* Goal of the exercise
Your answer should be a single number: the count of lines containing "koja".

* Input records
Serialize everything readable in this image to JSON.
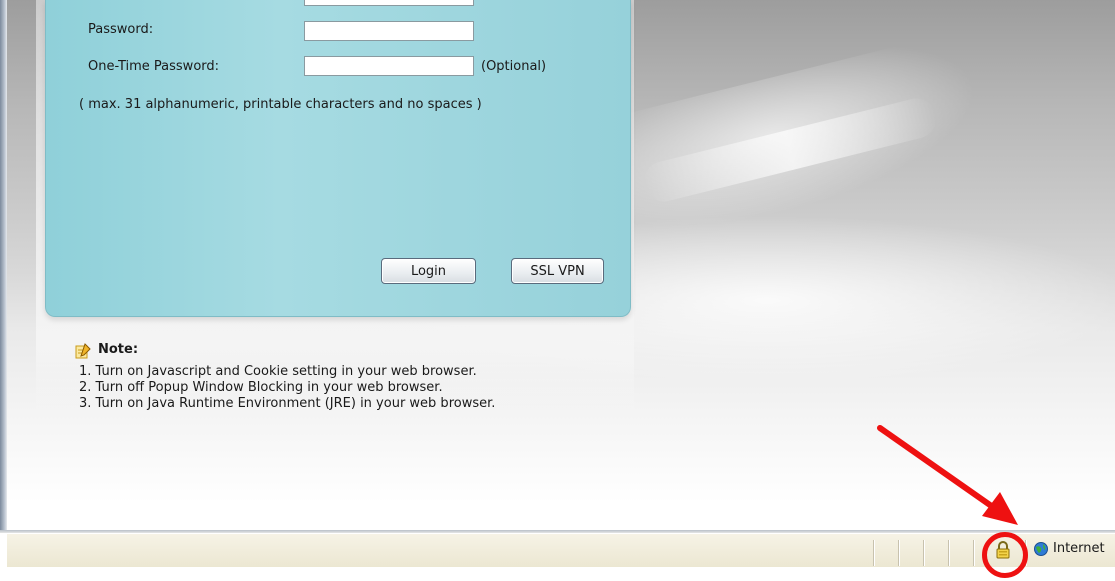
{
  "login": {
    "password_label": "Password:",
    "otp_label": "One-Time Password:",
    "optional_text": "(Optional)",
    "hint": "( max. 31 alphanumeric, printable characters and no spaces )",
    "login_button": "Login",
    "ssl_vpn_button": "SSL VPN"
  },
  "note": {
    "title": "Note:",
    "items": [
      "1. Turn on Javascript and Cookie setting in your web browser.",
      "2. Turn off Popup Window Blocking in your web browser.",
      "3. Turn on Java Runtime Environment (JRE) in your web browser."
    ]
  },
  "statusbar": {
    "zone": "Internet",
    "lock_icon": "padlock-icon",
    "zone_icon": "internet-globe-icon"
  },
  "annotation": {
    "color": "#ee1111"
  },
  "colors": {
    "panel": "#9fd7df",
    "statusbar": "#ece9d8"
  }
}
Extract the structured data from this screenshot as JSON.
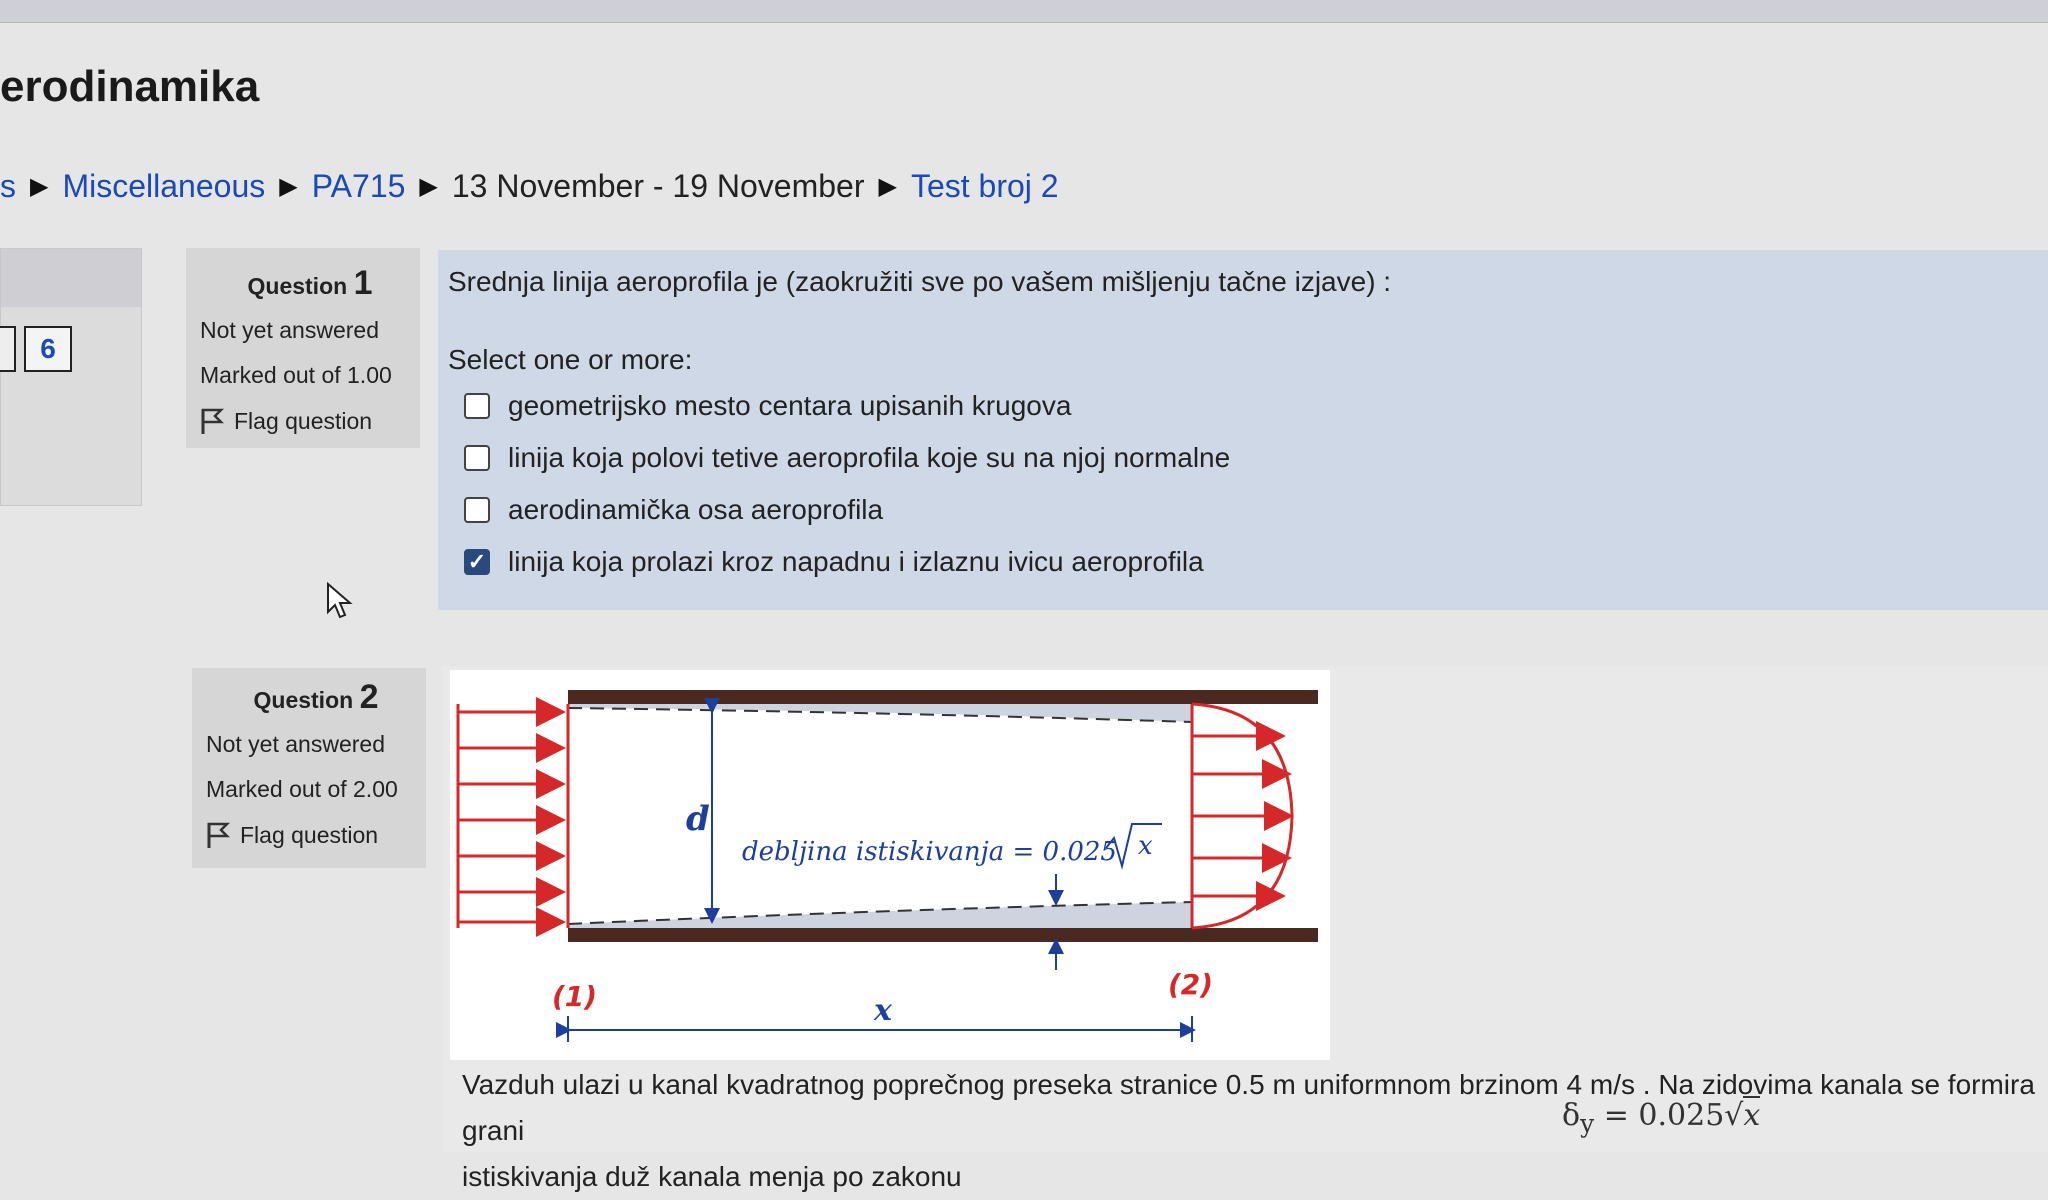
{
  "page": {
    "title": "erodinamika"
  },
  "breadcrumb": {
    "items": [
      {
        "label": "s",
        "link": true
      },
      {
        "label": "Miscellaneous",
        "link": true
      },
      {
        "label": "PA715",
        "link": true
      },
      {
        "label": "13 November - 19 November",
        "link": false
      },
      {
        "label": "Test broj 2",
        "link": true
      }
    ]
  },
  "quiz_nav": {
    "current_button": "6"
  },
  "questions": [
    {
      "label": "Question",
      "number": "1",
      "status": "Not yet answered",
      "marks": "Marked out of 1.00",
      "flag_label": "Flag question",
      "text": "Srednja linija aeroprofila je (zaokružiti sve po vašem mišljenju tačne izjave) :",
      "prompt": "Select one or more:",
      "options": [
        {
          "label": "geometrijsko mesto centara upisanih krugova",
          "checked": false
        },
        {
          "label": "linija koja polovi tetive aeroprofila koje su na njoj normalne",
          "checked": false
        },
        {
          "label": "aerodinamička osa aeroprofila",
          "checked": false
        },
        {
          "label": "linija koja prolazi kroz napadnu i izlaznu ivicu aeroprofila",
          "checked": true
        }
      ]
    },
    {
      "label": "Question",
      "number": "2",
      "status": "Not yet answered",
      "marks": "Marked out of 2.00",
      "flag_label": "Flag question",
      "diagram": {
        "d_label": "d",
        "annotation_text": "debljina istiskivanja = 0.025",
        "sqrt_var": "x",
        "section1_label": "(1)",
        "section2_label": "(2)",
        "x_label": "x"
      },
      "body_line1": "Vazduh ulazi u kanal kvadratnog poprečnog preseka stranice 0.5 m uniformnom brzinom 4 m/s . Na zidovima kanala se formira grani",
      "body_line2": "istiskivanja duž kanala menja po zakonu",
      "formula_lhs": "δ",
      "formula_sub": "y",
      "formula_rhs": "= 0.025",
      "formula_var": "x"
    }
  ],
  "colors": {
    "link": "#1a49b8",
    "arrow": "#d62828",
    "annotation": "#1c3f9e",
    "wall": "#4a2a20",
    "checkbox_checked": "#2a4a7d"
  }
}
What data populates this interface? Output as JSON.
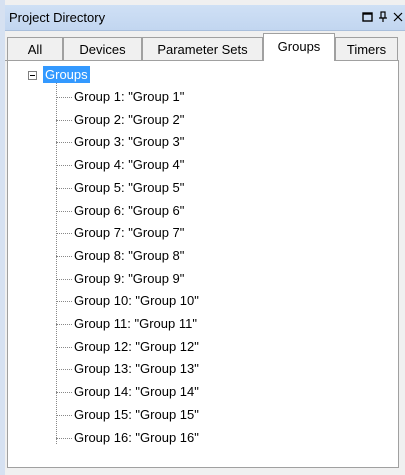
{
  "window": {
    "title": "Project Directory"
  },
  "titlebar_icons": [
    "pin-icon",
    "close-icon"
  ],
  "tabs": [
    {
      "label": "All",
      "active": false
    },
    {
      "label": "Devices",
      "active": false
    },
    {
      "label": "Parameter Sets",
      "active": false
    },
    {
      "label": "Groups",
      "active": true
    },
    {
      "label": "Timers",
      "active": false
    }
  ],
  "tree": {
    "root": "Groups",
    "items": [
      "Group 1: \"Group 1\"",
      "Group 2: \"Group 2\"",
      "Group 3: \"Group 3\"",
      "Group 4: \"Group 4\"",
      "Group 5: \"Group 5\"",
      "Group 6: \"Group 6\"",
      "Group 7: \"Group 7\"",
      "Group 8: \"Group 8\"",
      "Group 9: \"Group 9\"",
      "Group 10: \"Group 10\"",
      "Group 11: \"Group 11\"",
      "Group 12: \"Group 12\"",
      "Group 13: \"Group 13\"",
      "Group 14: \"Group 14\"",
      "Group 15: \"Group 15\"",
      "Group 16: \"Group 16\""
    ]
  },
  "colors": {
    "titlebar": "#c7daf2",
    "selection": "#3399ff"
  }
}
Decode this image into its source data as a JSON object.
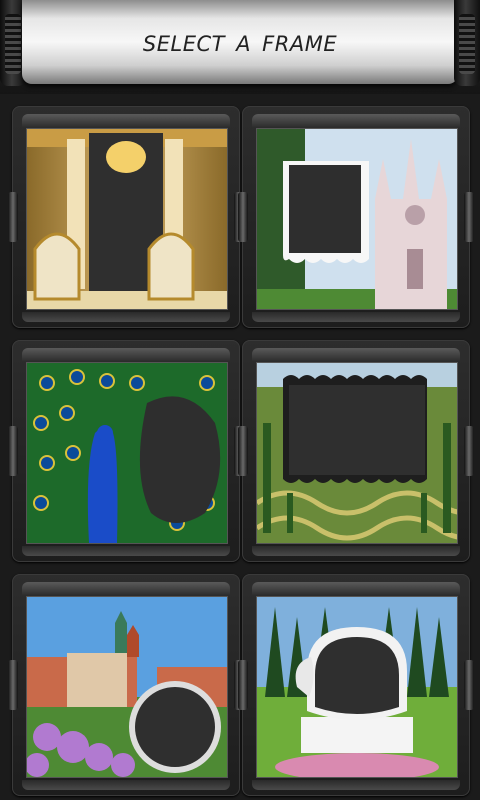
{
  "header": {
    "title": "SELECT  A FRAME"
  },
  "frames": [
    {
      "name": "palace-chairs-frame"
    },
    {
      "name": "gothic-church-frame"
    },
    {
      "name": "peacock-frame"
    },
    {
      "name": "garden-maze-frame"
    },
    {
      "name": "castle-flowers-frame"
    },
    {
      "name": "park-monument-frame"
    }
  ]
}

* Exercise response
2